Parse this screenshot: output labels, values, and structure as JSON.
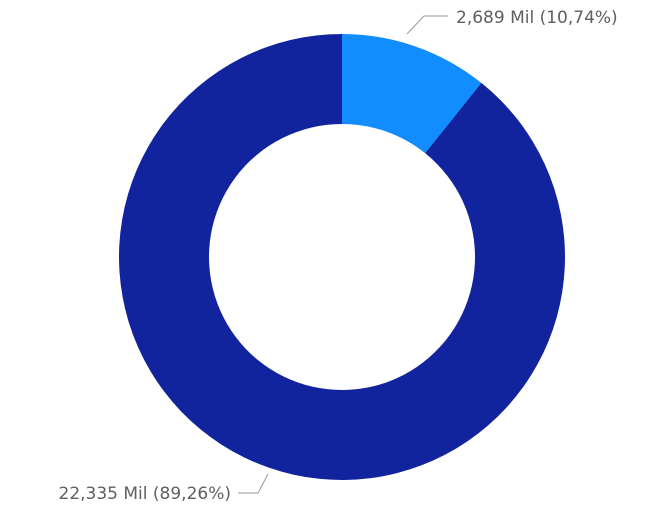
{
  "chart_data": {
    "type": "pie",
    "variant": "donut",
    "slices": [
      {
        "value": 2.689,
        "unit": "Mil",
        "label": "2,689 Mil (10,74%)",
        "percent": 10.74,
        "color": "#118DFF"
      },
      {
        "value": 22.335,
        "unit": "Mil",
        "label": "22,335 Mil (89,26%)",
        "percent": 89.26,
        "color": "#12239E"
      }
    ],
    "legend": "none"
  }
}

______________________________

## Task instructions
Go through the material above and print all of it exactly, except the pictures.

## Full response
Parse this screenshot: output labels, values, and structure as JSON.
{
  "chart_data": {
    "type": "pie",
    "variant": "donut",
    "slices": [
      {
        "value": 2.689,
        "unit": "Mil",
        "label": "2,689 Mil (10,74%)",
        "percent": 10.74,
        "color": "#118DFF"
      },
      {
        "value": 22.335,
        "unit": "Mil",
        "label": "22,335 Mil (89,26%)",
        "percent": 89.26,
        "color": "#12239E"
      }
    ],
    "legend": "none"
  }
}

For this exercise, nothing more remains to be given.